**任務目標 A**
照原樣重抄記錄裏的這幾行:從含有“svg-text:BC847: BC847 (360, 230, 374, 235)”的那一行起,到含有“svg-text:2 A: 2 A (49, 129, 55, 134)”的那一行為止,頭尾兩行都算在內。

#####

明天是出發去西藏、去拉薩的日子。我早就買好了從武威到蘭州、從蘭州到西寧的高鐵票,從西寧到拉薩的臥鋪票也已搞定。收拾好了行裝,養足了精神,提前一星期便開始泡水喝紅景天。這一切,只為一個魂牽夢繞了我半個多世紀的夢——把自己的腳印留在雪域高原這塊美麗神奇的土地上。
唱著【坐上火車去拉薩】,想一想,都讓人心潮澎湃,激動不已。
人生的三分之一時間大約是在睡眠中度過。做過多少夢難以說清,但要說你從小就有什麽理想?什麽美夢?你可能就能說出個一二三來。
我從讀書識字開始,就會唱【在北京的金山上】這一首才旦卓瑪演唱的藏族民歌。它從百萬農奴心中飛出來,傳遍大江南北,也深深的刻在我的純凈的腦海裏。也是從此開始,西藏、拉薩、農奴等專屬的詞語便在我的心中沈澱了下來。我盼望著有一天去那裏,親眼目睹喜馬拉雅聖潔的雪山,親手捧起羊卓雍措的清涼的碧水,親身丈量雅魯藏布幽深的峽谷,親口嘗一嘴酥油糌粑喝一杯青稞美酒,親耳聆聽一段【格薩爾王傳】,親自下場跳幾支歡樂的鍋莊。

#####

**任務目標 B**
把上面這篇講去西藏的文章,從“明天是出發去西藏、去拉薩的日”起一直到“格薩爾王傳】,親自下場跳幾支歡樂的鍋莊。”為止(含這兩處),一字不差地寫出來。

#####

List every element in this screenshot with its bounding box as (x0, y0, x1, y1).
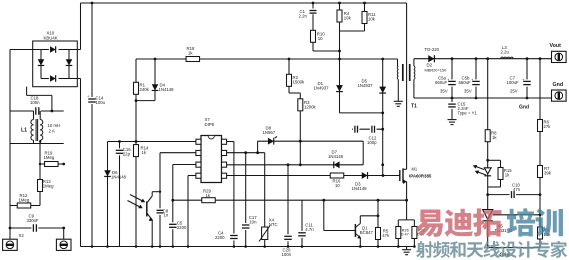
svg-text:BC847: BC847 (360, 230, 374, 235)
svg-text:39k: 39k (544, 171, 552, 176)
svg-text:10k: 10k (368, 17, 376, 22)
svg-text:M1: M1 (412, 167, 418, 172)
svg-text:100u: 100u (96, 100, 106, 105)
svg-text:0.47: 0.47 (401, 233, 408, 237)
svg-text:2200: 2200 (177, 225, 187, 230)
svg-text:660uF: 660uF (459, 80, 472, 85)
svg-text:1200k: 1200k (304, 105, 317, 110)
svg-text:L1: L1 (21, 128, 27, 134)
svg-text:DIP8: DIP8 (205, 122, 215, 127)
svg-text:35V: 35V (440, 89, 448, 94)
svg-text:330nF: 330nF (27, 218, 40, 223)
svg-text:NTC: NTC (269, 222, 278, 227)
svg-text:1k: 1k (142, 150, 147, 155)
svg-text:1k: 1k (505, 173, 510, 178)
svg-text:10: 10 (335, 183, 340, 188)
svg-text:22p: 22p (123, 152, 131, 157)
svg-text:10: 10 (318, 36, 323, 41)
svg-text:10 mH: 10 mH (48, 123, 61, 128)
svg-text:TO-220: TO-220 (425, 47, 440, 52)
svg-text:1N4148: 1N4148 (328, 154, 344, 159)
svg-text:47n: 47n (513, 187, 521, 192)
svg-text:+: + (522, 78, 524, 82)
svg-text:1n: 1n (164, 213, 169, 218)
svg-text:2 A: 2 A (49, 129, 55, 134)
svg-text:100n: 100n (30, 100, 40, 105)
svg-text:10n: 10n (249, 220, 257, 225)
svg-text:1N4148: 1N4148 (352, 186, 368, 191)
svg-text:1N4937: 1N4937 (314, 86, 330, 91)
svg-text:100p: 100p (367, 140, 377, 145)
svg-text:Gnd: Gnd (519, 105, 529, 111)
svg-text:1k: 1k (492, 135, 497, 140)
svg-text:X2: X2 (19, 233, 25, 238)
svg-text:1N967: 1N967 (263, 130, 276, 135)
svg-text:+: + (87, 95, 89, 99)
svg-text:1k: 1k (188, 51, 193, 56)
svg-text:2200: 2200 (215, 235, 225, 240)
svg-text:Vout: Vout (550, 43, 562, 49)
svg-text:1500k: 1500k (293, 80, 306, 85)
svg-text:1Meg: 1Meg (44, 155, 55, 160)
svg-text:T1: T1 (411, 104, 417, 110)
svg-text:240k: 240k (140, 87, 150, 92)
svg-text:1N4148: 1N4148 (159, 87, 175, 92)
svg-text:1Meg: 1Meg (43, 184, 54, 189)
svg-text:100n: 100n (282, 252, 292, 257)
svg-text:27k: 27k (544, 124, 552, 129)
svg-text:35V: 35V (464, 89, 472, 94)
svg-text:2.2u: 2.2u (501, 50, 510, 55)
svg-text:660uF: 660uF (435, 80, 448, 85)
svg-text:MBR20=150: MBR20=150 (425, 68, 448, 73)
svg-text:Type = Y1: Type = Y1 (458, 111, 478, 116)
svg-text:+: + (447, 78, 449, 82)
svg-text:100uF: 100uF (507, 80, 520, 85)
svg-text:1Meg: 1Meg (19, 198, 30, 203)
svg-text:10k: 10k (344, 16, 352, 21)
svg-text:1N4937: 1N4937 (358, 83, 374, 88)
svg-text:Gnd: Gnd (553, 82, 564, 88)
svg-text:25V: 25V (510, 89, 518, 94)
svg-text:KBU4K: KBU4K (44, 36, 58, 41)
svg-text:1N4148: 1N4148 (111, 175, 127, 180)
svg-text:+: + (471, 78, 473, 82)
svg-text:47k: 47k (382, 233, 390, 238)
svg-text:IPA60R385: IPA60R385 (409, 174, 432, 179)
svg-text:4.7n: 4.7n (305, 227, 314, 232)
svg-text:2.2n: 2.2n (299, 14, 308, 19)
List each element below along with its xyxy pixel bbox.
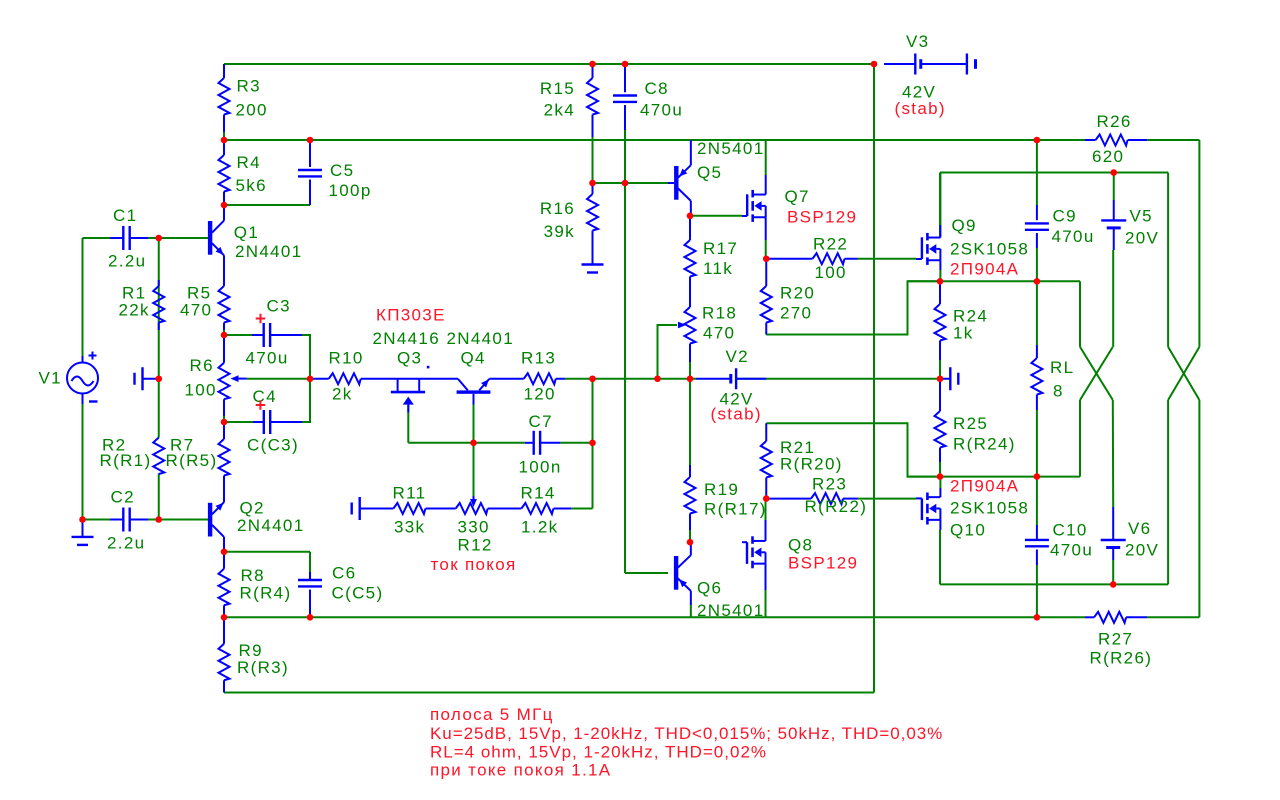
svg-text:470: 470 (703, 324, 735, 343)
svg-text:R15: R15 (540, 79, 575, 98)
resistor R1 (158, 280, 160, 286)
wire right X lower left (1167, 400, 1169, 584)
wire C9 top (1036, 140, 1038, 205)
svg-text:R20: R20 (780, 284, 815, 303)
svg-text:470u: 470u (1052, 227, 1095, 246)
wire V5 top node (940, 172, 1168, 174)
resistor R24 (939, 281, 941, 304)
svg-text:Ku=25dB, 15Vp, 1-20kHz, THD<0,: Ku=25dB, 15Vp, 1-20kHz, THD<0,015%; 50kH… (430, 724, 943, 743)
JFET Q3 2N4416 (397, 379, 399, 391)
svg-text:R25: R25 (953, 414, 988, 433)
MOSFET Q10 2SK1058 (926, 493, 929, 501)
wire V3 vertical rail (873, 64, 875, 693)
svg-text:R27: R27 (1098, 630, 1133, 649)
svg-text:100p: 100p (329, 181, 372, 200)
wire output return row (940, 583, 1168, 585)
resistor R3 (223, 64, 225, 78)
wire X crossover left pair (1080, 347, 1113, 400)
wire C9 bottom to node (1036, 248, 1038, 281)
wire R14 right corner (571, 508, 592, 510)
svg-text:полоса 5 МГц: полоса 5 МГц (430, 705, 554, 724)
svg-text:C8: C8 (645, 79, 669, 98)
svg-text:Q2: Q2 (240, 499, 265, 518)
resistor R17 (689, 216, 691, 240)
resistor R8 (223, 552, 225, 569)
battery V3 42V (884, 63, 915, 65)
svg-text:33k: 33k (394, 518, 425, 537)
svg-text:C1: C1 (113, 206, 137, 225)
resistor R23 (766, 498, 811, 500)
voltage source V1 (67, 363, 98, 394)
MOSFET Q9 2SK1058 (926, 233, 929, 241)
ground under V1 (82, 520, 84, 537)
wire Q3 gate down corner (407, 405, 409, 443)
svg-text:R13: R13 (521, 349, 556, 368)
svg-text:2N4416: 2N4416 (373, 329, 440, 348)
battery V6 20V (1112, 507, 1114, 540)
svg-text:R22: R22 (813, 235, 848, 254)
ground at R11 (360, 508, 394, 510)
svg-text:R16: R16 (540, 199, 575, 218)
svg-text:R10: R10 (329, 349, 364, 368)
wire C4 left to R6/R7 node (224, 421, 253, 423)
wire bottom rail (224, 692, 874, 694)
svg-text:R11: R11 (393, 484, 427, 503)
svg-text:R26: R26 (1097, 112, 1132, 131)
wire V5 top lead (1113, 173, 1115, 201)
svg-text:Q4: Q4 (461, 349, 486, 368)
wire V1 bottom (82, 394, 84, 520)
wire R22 to Q9 gate (858, 258, 917, 260)
wire C7 right to vertical (560, 442, 592, 444)
svg-text:Q6: Q6 (697, 579, 722, 598)
capacitor C4 polarized (253, 421, 264, 423)
svg-text:620: 620 (1092, 147, 1124, 166)
resistor R22 (766, 258, 812, 260)
resistor R13 (489, 378, 523, 380)
svg-text:R17: R17 (703, 239, 738, 258)
svg-text:V5: V5 (1130, 207, 1153, 226)
svg-text:2.2u: 2.2u (108, 252, 146, 271)
svg-text:R(R1): R(R1) (100, 451, 152, 470)
resistor R4 (223, 140, 225, 155)
svg-text:2N5401: 2N5401 (697, 139, 764, 158)
svg-text:470u: 470u (1050, 541, 1093, 560)
svg-text:R3: R3 (237, 77, 261, 96)
svg-text:2SK1058: 2SK1058 (950, 240, 1029, 259)
svg-text:V3: V3 (906, 32, 929, 51)
wire R25 bottom node (908, 476, 1081, 478)
wire Q5 collector to Q7 gate (690, 215, 742, 217)
svg-text:2.2u: 2.2u (107, 534, 145, 553)
svg-text:100n: 100n (519, 458, 562, 477)
svg-text:R8: R8 (241, 566, 265, 585)
ground under R16 (592, 231, 594, 265)
svg-text:R(R26): R(R26) (1090, 649, 1153, 668)
svg-text:V1: V1 (39, 369, 62, 388)
wire X crossover right pair (1168, 347, 1199, 400)
svg-text:R19: R19 (704, 480, 739, 499)
svg-text:R(R22): R(R22) (805, 497, 868, 516)
svg-text:R(R5): R(R5) (166, 451, 218, 470)
svg-text:C9: C9 (1053, 207, 1077, 226)
svg-text:R12: R12 (458, 536, 493, 555)
wire input vertical V1 to C1 (82, 238, 84, 356)
svg-text:330: 330 (458, 518, 490, 537)
wire C8 vertical to Q6 base (624, 130, 626, 573)
svg-text:2П904А: 2П904А (950, 260, 1019, 279)
capacitor C6 (309, 572, 311, 580)
svg-text:470u: 470u (246, 349, 289, 368)
resistor R21 (765, 423, 767, 441)
resistor R11 (393, 503, 425, 514)
battery V2 42V (696, 378, 731, 380)
svg-text:20V: 20V (1125, 541, 1159, 560)
wire R14 column vertical (592, 379, 594, 509)
svg-text:(stab): (stab) (895, 99, 946, 118)
MOSFET Q8 BSP129 (751, 536, 754, 544)
svg-text:Q1: Q1 (234, 223, 259, 242)
svg-text:RL: RL (1050, 358, 1074, 377)
wire R26 right vertical (1198, 140, 1200, 347)
svg-text:Q7: Q7 (785, 187, 810, 206)
svg-text:Q8: Q8 (788, 536, 813, 555)
svg-text:BSP129: BSP129 (787, 208, 857, 227)
svg-text:2N4401: 2N4401 (235, 242, 302, 261)
wire C6 vertical (309, 552, 311, 572)
wire R27 right vertical (1198, 400, 1200, 617)
svg-text:1.2k: 1.2k (521, 518, 558, 537)
capacitor C9 (1036, 205, 1038, 220)
wire R21 top jog (766, 423, 940, 476)
svg-text:39k: 39k (544, 222, 575, 241)
svg-text:при токе покоя 1.1A: при токе покоя 1.1A (430, 761, 611, 780)
svg-text:Q5: Q5 (697, 163, 722, 182)
wire main row R13 to V2 (565, 378, 696, 380)
svg-text:2П904А: 2П904А (950, 477, 1019, 496)
resistor R27 (1085, 616, 1094, 618)
transistor Q6 2N5401 (674, 556, 678, 590)
wire Q10 source row (939, 530, 941, 584)
wire Q9 source corner down (1079, 281, 1081, 347)
svg-text:C3: C3 (267, 297, 291, 316)
wire rail to R26 right corner (1147, 139, 1199, 141)
svg-text:100: 100 (815, 263, 847, 282)
svg-text:2SK1058: 2SK1058 (950, 499, 1029, 518)
wire V6 bottom (1112, 560, 1114, 584)
svg-text:C(C5): C(C5) (332, 584, 384, 603)
svg-text:8: 8 (1053, 382, 1064, 401)
resistor R20 (765, 259, 767, 286)
wire main row V2 to right ground (736, 378, 940, 380)
resistor R26 (1037, 139, 1085, 141)
svg-text:2N4401: 2N4401 (447, 329, 514, 348)
svg-text:BSP129: BSP129 (788, 554, 858, 573)
wire Q4 base down to R12 wiper (473, 405, 475, 497)
svg-text:R14: R14 (521, 484, 556, 503)
svg-text:R(R20): R(R20) (780, 455, 843, 474)
capacitor C7 (525, 442, 534, 444)
capacitor C10 (1036, 525, 1038, 540)
svg-text:5k6: 5k6 (236, 176, 267, 195)
MOSFET Q7 BSP129 (751, 190, 754, 198)
wire C4 row (302, 379, 310, 422)
svg-text:R23: R23 (812, 475, 847, 494)
ground right at output (940, 378, 950, 380)
resistor R19 (689, 379, 691, 465)
junction dots (221, 137, 228, 144)
wire R18 wiper jog (658, 325, 678, 379)
svg-text:1k: 1k (953, 324, 974, 343)
svg-text:V6: V6 (1128, 519, 1151, 538)
capacitor C3 polarized (252, 334, 263, 336)
svg-text:C2: C2 (111, 488, 135, 507)
wire X to V6 top (1112, 400, 1114, 507)
svg-text:R(R17): R(R17) (704, 500, 767, 519)
svg-text:20V: 20V (1125, 229, 1159, 248)
wire R2 bottom (158, 474, 160, 520)
wire Q9 source node (908, 280, 1081, 282)
svg-text:C7: C7 (529, 412, 553, 431)
svg-text:C10: C10 (1053, 521, 1088, 540)
svg-text:(stab): (stab) (711, 405, 762, 424)
transistor Q2 2N4401 (208, 503, 212, 537)
resistor R16 (592, 183, 594, 194)
wire Q9 drain up (939, 173, 941, 238)
capacitor C5 (309, 140, 311, 167)
ground at input divider (143, 378, 159, 380)
wire Q2 collector node to C6 (224, 551, 310, 553)
resistor R14 (521, 503, 553, 514)
svg-text:200: 200 (236, 101, 268, 120)
svg-text:11k: 11k (703, 259, 733, 278)
resistor R5 (223, 255, 225, 286)
svg-text:22k: 22k (119, 301, 150, 320)
svg-text:270: 270 (780, 304, 812, 323)
wire RL leads (1036, 281, 1038, 345)
svg-text:ток покоя: ток покоя (431, 555, 517, 574)
wire R20 bottom jog (766, 281, 940, 334)
svg-text:Q9: Q9 (952, 216, 977, 235)
svg-text:R(R24): R(R24) (953, 435, 1016, 454)
svg-text:R6: R6 (190, 356, 214, 375)
svg-text:Q3: Q3 (397, 349, 422, 368)
svg-text:470: 470 (180, 301, 212, 320)
transistor Q5 2N5401 (674, 166, 678, 200)
wire C10 top (1036, 477, 1038, 525)
wire Q6 base (625, 572, 668, 574)
wire V5 X-swap corner down (1079, 400, 1081, 477)
load resistor RL (1036, 345, 1038, 358)
svg-text:2N5401: 2N5401 (697, 601, 764, 620)
wire C1 to Q1 base (148, 237, 208, 239)
wire C3 left (224, 334, 252, 336)
svg-text:100: 100 (185, 381, 217, 400)
transistor Q4 2N4401 sideways (457, 390, 491, 393)
capacitor C2 (110, 519, 123, 521)
svg-text:470u: 470u (640, 101, 683, 120)
wire V5 bottom to X (1112, 250, 1114, 347)
resistor R7 (223, 422, 225, 439)
wire R27 right corner up (1147, 616, 1199, 618)
wire second rail (R4 top node) (224, 139, 1085, 141)
resistor R2 (153, 438, 164, 475)
wire R1 column (158, 238, 160, 438)
wire C2 to Q2 base (148, 519, 208, 521)
wire C7 node row (408, 442, 525, 444)
wire C2 row (83, 519, 111, 521)
battery V5 20V (1113, 200, 1115, 220)
wire C1 input row (83, 237, 111, 239)
svg-text:V2: V2 (726, 347, 749, 366)
svg-text:R(R4): R(R4) (240, 584, 292, 603)
svg-text:C(C3): C(C3) (247, 436, 299, 455)
resistor R10 (310, 378, 329, 380)
wire right X upper left (1167, 173, 1169, 347)
transistor Q1 2N4401 (208, 221, 212, 255)
svg-text:120: 120 (524, 385, 556, 404)
svg-text:RL=4 ohm, 15Vp, 1-20kHz, THD=: RL=4 ohm, 15Vp, 1-20kHz, THD=0,02% (430, 743, 767, 762)
resistor R15 (592, 64, 594, 78)
wire feedback row R8/R9 node (224, 616, 1085, 618)
svg-text:R4: R4 (237, 153, 261, 172)
capacitor C1 (110, 237, 123, 239)
potentiometer R18 (685, 307, 696, 344)
svg-text:2N4401: 2N4401 (237, 516, 304, 535)
wire C3 right vertical (302, 335, 310, 379)
svg-text:C6: C6 (332, 564, 356, 583)
wire main analog row (247, 378, 310, 380)
svg-text:R(R3): R(R3) (237, 658, 289, 677)
wire Q5/Q6 base bias node (593, 182, 675, 184)
potentiometer R12 (456, 503, 488, 514)
potentiometer R6 (223, 335, 225, 363)
svg-text:КП303Е: КП303Е (376, 306, 446, 325)
svg-text:C4: C4 (253, 387, 277, 406)
resistor R9 (223, 617, 225, 643)
wire R4 bottom to C5 (224, 204, 310, 206)
capacitor C8 (624, 64, 626, 92)
svg-text:2k4: 2k4 (544, 101, 575, 120)
resistor R25 (939, 379, 941, 411)
wire R23 to Q10 gate (858, 498, 917, 500)
wire +42V top rail (224, 63, 874, 65)
svg-text:C5: C5 (330, 161, 354, 180)
svg-text:Q10: Q10 (950, 521, 986, 540)
svg-text:R18: R18 (702, 304, 737, 323)
wire C10 bottom (1036, 565, 1038, 617)
svg-text:2k: 2k (332, 385, 353, 404)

#####

**最終答案 A**
svg-text:BC847: BC847 (360, 230, 374, 235)
svg-text:39k: 39k (544, 171, 552, 176)
svg-text:10k: 10k (368, 17, 376, 22)
svg-text:M1: M1 (412, 167, 418, 172)
svg-text:100u: 100u (96, 100, 106, 105)
svg-text:0.47: 0.47 (401, 233, 408, 237)
svg-text:2200: 2200 (177, 225, 187, 230)
svg-text:660uF: 660uF (459, 80, 472, 85)
svg-text:1200k: 1200k (304, 105, 317, 110)
svg-text:L1: L1 (21, 128, 27, 134)
svg-text:DIP8: DIP8 (205, 122, 215, 127)
svg-text:35V: 35V (440, 89, 448, 94)
svg-text:330nF: 330nF (27, 218, 40, 223)
svg-text:NTC: NTC (269, 222, 278, 227)
svg-text:1k: 1k (142, 150, 147, 155)
svg-text:1k: 1k (505, 173, 510, 178)
svg-text:10: 10 (335, 183, 340, 188)
svg-text:22p: 22p (123, 152, 131, 157)
svg-text:10: 10 (318, 36, 323, 41)
svg-text:10 mH: 10 mH (48, 123, 61, 128)
svg-text:TO-220: TO-220 (425, 47, 440, 52)
svg-text:1N4148: 1N4148 (328, 154, 344, 159)
svg-text:47n: 47n (513, 187, 521, 192)
svg-text:+: + (522, 78, 524, 82)
svg-text:1n: 1n (164, 213, 169, 218)
svg-text:2 A: 2 A (49, 129, 55, 134)

**最終答案 B**
明天是出發去西藏、去拉薩的日子。我早就買好了從武威到蘭州、從蘭州到西寧的高鐵票,從西寧到拉薩的臥鋪票也已搞定。收拾好了行裝,養足了精神,提前一星期便開始泡水喝紅景天。這一切,只為一個魂牽夢繞了我半個多世紀的夢——把自己的腳印留在雪域高原這塊美麗神奇的土地上。
唱著【坐上火車去拉薩】,想一想,都讓人心潮澎湃,激動不已。
人生的三分之一時間大約是在睡眠中度過。做過多少夢難以說清,但要說你從小就有什麽理想?什麽美夢?你可能就能說出個一二三來。
我從讀書識字開始,就會唱【在北京的金山上】這一首才旦卓瑪演唱的藏族民歌。它從百萬農奴心中飛出來,傳遍大江南北,也深深的刻在我的純凈的腦海裏。也是從此開始,西藏、拉薩、農奴等專屬的詞語便在我的心中沈澱了下來。我盼望著有一天去那裏,親眼目睹喜馬拉雅聖潔的雪山,親手捧起羊卓雍措的清涼的碧水,親身丈量雅魯藏布幽深的峽谷,親口嘗一嘴酥油糌粑喝一杯青稞美酒,親耳聆聽一段【格薩爾王傳】,親自下場跳幾支歡樂的鍋莊。